Stored items:
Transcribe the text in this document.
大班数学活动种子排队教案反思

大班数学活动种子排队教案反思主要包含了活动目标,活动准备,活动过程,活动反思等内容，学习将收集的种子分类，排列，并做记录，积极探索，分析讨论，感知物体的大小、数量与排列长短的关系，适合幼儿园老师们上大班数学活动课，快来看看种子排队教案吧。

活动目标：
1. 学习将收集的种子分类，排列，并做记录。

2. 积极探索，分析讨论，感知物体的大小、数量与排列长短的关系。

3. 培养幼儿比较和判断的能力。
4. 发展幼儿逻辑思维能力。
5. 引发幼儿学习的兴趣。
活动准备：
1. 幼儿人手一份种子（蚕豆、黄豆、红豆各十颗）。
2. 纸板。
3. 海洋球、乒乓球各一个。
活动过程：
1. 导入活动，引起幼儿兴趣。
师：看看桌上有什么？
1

» **Work required**:
All of the material above needs to be copied exactly.

» **Finished task**:
Transcribe the text in this document.
大班数学活动种子排队教案反思

大班数学活动种子排队教案反思主要包含了活动目标,活动准备,活动过程,活动反思等内容，学习将收集的种子分类，排列，并做记录，积极探索，分析讨论，感知物体的大小、数量与排列长短的关系，适合幼儿园老师们上大班数学活动课，快来看看种子排队教案吧。

活动目标：
1. 学习将收集的种子分类，排列，并做记录。

2. 积极探索，分析讨论，感知物体的大小、数量与排列长短的关系。

3. 培养幼儿比较和判断的能力。
4. 发展幼儿逻辑思维能力。
5. 引发幼儿学习的兴趣。
活动准备：
1. 幼儿人手一份种子（蚕豆、黄豆、红豆各十颗）。
2. 纸板。
3. 海洋球、乒乓球各一个。
活动过程：
1. 导入活动，引起幼儿兴趣。
师：看看桌上有什么？
1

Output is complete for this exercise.